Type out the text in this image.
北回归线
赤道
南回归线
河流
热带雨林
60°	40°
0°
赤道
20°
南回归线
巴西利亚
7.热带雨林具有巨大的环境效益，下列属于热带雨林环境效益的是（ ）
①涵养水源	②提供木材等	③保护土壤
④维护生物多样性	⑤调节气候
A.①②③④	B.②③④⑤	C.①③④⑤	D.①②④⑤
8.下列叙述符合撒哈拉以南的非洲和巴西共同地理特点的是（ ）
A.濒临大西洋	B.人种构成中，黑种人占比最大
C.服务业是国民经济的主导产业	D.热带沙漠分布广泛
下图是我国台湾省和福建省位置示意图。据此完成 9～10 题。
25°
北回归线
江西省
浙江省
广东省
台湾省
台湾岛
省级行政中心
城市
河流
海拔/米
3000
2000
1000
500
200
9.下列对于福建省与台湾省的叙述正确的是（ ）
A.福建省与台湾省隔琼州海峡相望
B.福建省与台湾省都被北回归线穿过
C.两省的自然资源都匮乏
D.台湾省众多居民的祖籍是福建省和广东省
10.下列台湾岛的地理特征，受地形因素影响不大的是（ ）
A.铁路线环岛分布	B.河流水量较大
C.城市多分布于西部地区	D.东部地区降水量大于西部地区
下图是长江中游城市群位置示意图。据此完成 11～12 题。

...

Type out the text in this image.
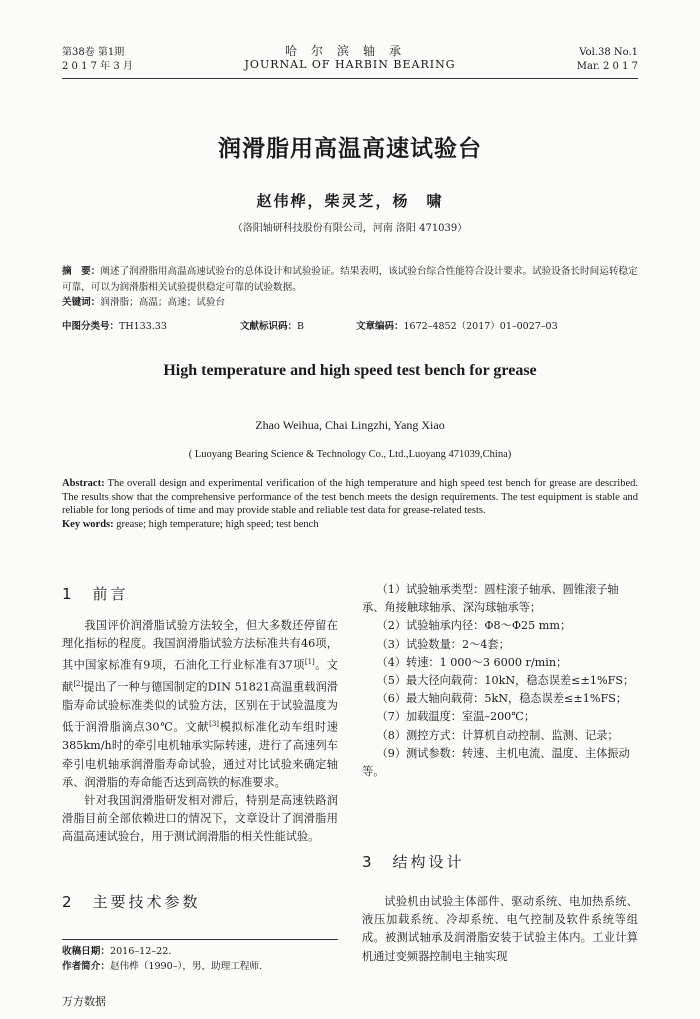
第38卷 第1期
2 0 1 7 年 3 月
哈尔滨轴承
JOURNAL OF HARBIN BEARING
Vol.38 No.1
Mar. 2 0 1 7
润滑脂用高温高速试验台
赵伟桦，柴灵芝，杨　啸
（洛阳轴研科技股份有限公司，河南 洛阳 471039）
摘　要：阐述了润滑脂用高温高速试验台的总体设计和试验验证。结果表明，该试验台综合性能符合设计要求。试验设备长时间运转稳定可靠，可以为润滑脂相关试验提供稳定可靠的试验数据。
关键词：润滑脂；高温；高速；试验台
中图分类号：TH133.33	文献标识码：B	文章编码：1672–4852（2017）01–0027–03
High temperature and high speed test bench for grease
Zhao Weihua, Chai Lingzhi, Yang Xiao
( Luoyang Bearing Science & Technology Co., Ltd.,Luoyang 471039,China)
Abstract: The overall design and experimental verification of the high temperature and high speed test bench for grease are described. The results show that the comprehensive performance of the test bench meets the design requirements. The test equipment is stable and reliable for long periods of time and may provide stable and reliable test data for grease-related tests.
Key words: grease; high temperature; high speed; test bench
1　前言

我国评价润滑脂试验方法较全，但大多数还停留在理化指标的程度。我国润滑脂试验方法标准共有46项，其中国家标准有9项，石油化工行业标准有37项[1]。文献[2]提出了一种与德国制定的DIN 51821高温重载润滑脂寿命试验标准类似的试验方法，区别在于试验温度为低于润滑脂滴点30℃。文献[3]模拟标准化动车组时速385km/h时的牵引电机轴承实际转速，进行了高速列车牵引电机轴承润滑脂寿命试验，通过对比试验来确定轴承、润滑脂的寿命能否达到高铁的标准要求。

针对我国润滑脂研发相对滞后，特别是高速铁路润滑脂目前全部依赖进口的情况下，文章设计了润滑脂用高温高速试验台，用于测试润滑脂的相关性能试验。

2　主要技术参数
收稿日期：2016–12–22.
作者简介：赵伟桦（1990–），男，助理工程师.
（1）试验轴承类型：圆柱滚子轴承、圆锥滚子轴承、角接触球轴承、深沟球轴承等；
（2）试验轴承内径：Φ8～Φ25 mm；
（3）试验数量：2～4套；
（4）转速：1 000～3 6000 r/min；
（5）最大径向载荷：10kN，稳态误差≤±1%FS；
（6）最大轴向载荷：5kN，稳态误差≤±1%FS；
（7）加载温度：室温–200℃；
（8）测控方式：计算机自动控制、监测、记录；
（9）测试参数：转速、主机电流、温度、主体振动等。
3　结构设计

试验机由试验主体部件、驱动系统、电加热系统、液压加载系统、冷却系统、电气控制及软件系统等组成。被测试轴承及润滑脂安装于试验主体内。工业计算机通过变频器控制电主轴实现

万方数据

Set problem:
Report only the number of lines that hold the string "据此完成" in this listing.

Response:
2